Start of Input rows

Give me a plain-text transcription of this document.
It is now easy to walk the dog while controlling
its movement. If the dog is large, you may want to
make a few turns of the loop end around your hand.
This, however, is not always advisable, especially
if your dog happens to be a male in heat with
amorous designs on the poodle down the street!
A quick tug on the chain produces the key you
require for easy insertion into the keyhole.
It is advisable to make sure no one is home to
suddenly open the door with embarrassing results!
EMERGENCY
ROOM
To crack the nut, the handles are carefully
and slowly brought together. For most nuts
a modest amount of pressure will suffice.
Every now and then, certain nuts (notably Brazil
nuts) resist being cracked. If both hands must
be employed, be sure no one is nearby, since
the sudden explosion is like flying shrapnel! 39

End of Input rows

Lines containing the string "easy" are to be selected and copied.

**Exercise output**
It is now easy to walk the dog while controlling
require for easy insertion into the keyhole.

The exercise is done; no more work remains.